§ Stored dataset items

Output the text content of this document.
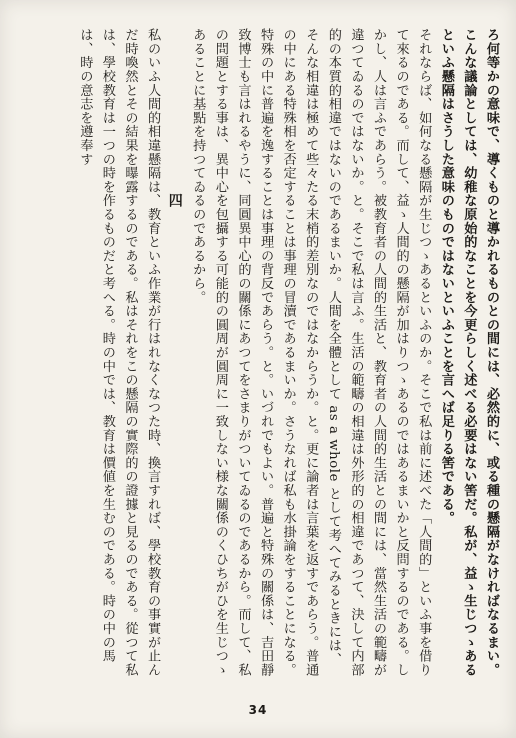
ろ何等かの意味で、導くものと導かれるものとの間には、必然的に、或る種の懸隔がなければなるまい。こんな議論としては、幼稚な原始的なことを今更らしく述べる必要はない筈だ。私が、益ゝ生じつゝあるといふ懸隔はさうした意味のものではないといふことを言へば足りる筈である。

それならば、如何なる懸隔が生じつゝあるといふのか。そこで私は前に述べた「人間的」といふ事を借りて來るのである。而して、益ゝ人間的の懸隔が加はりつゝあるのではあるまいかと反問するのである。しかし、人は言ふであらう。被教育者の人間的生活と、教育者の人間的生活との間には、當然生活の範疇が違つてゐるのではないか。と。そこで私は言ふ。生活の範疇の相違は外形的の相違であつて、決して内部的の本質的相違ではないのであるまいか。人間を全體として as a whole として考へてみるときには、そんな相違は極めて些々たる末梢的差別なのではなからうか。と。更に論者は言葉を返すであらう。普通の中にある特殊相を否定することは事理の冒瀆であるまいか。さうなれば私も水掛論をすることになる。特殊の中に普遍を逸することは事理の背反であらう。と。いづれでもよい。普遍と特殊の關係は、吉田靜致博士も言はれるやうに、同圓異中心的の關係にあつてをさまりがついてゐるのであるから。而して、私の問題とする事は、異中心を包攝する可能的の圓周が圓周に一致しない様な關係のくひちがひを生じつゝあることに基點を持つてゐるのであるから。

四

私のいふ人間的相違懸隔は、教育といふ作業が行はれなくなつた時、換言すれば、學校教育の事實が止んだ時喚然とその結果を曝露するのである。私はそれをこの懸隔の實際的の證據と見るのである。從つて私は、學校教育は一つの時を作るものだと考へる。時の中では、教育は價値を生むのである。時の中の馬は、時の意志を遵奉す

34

§ PROBLEM
Return the records exactly. Don't carry the pictures over.

§ RESPONSE BELOW
Output the text content of this document.
ろ何等かの意味で、導くものと導かれるものとの間には、必然的に、或る種の懸隔がなければなるまい。こんな議論としては、幼稚な原始的なことを今更らしく述べる必要はない筈だ。私が、益ゝ生じつゝあるといふ懸隔はさうした意味のものではないといふことを言へば足りる筈である。

それならば、如何なる懸隔が生じつゝあるといふのか。そこで私は前に述べた「人間的」といふ事を借りて來るのである。而して、益ゝ人間的の懸隔が加はりつゝあるのではあるまいかと反問するのである。しかし、人は言ふであらう。被教育者の人間的生活と、教育者の人間的生活との間には、當然生活の範疇が違つてゐるのではないか。と。そこで私は言ふ。生活の範疇の相違は外形的の相違であつて、決して内部的の本質的相違ではないのであるまいか。人間を全體として as a whole として考へてみるときには、そんな相違は極めて些々たる末梢的差別なのではなからうか。と。更に論者は言葉を返すであらう。普通の中にある特殊相を否定することは事理の冒瀆であるまいか。さうなれば私も水掛論をすることになる。特殊の中に普遍を逸することは事理の背反であらう。と。いづれでもよい。普遍と特殊の關係は、吉田靜致博士も言はれるやうに、同圓異中心的の關係にあつてをさまりがついてゐるのであるから。而して、私の問題とする事は、異中心を包攝する可能的の圓周が圓周に一致しない様な關係のくひちがひを生じつゝあることに基點を持つてゐるのであるから。

四

私のいふ人間的相違懸隔は、教育といふ作業が行はれなくなつた時、換言すれば、學校教育の事實が止んだ時喚然とその結果を曝露するのである。私はそれをこの懸隔の實際的の證據と見るのである。從つて私は、學校教育は一つの時を作るものだと考へる。時の中では、教育は價値を生むのである。時の中の馬は、時の意志を遵奉す

34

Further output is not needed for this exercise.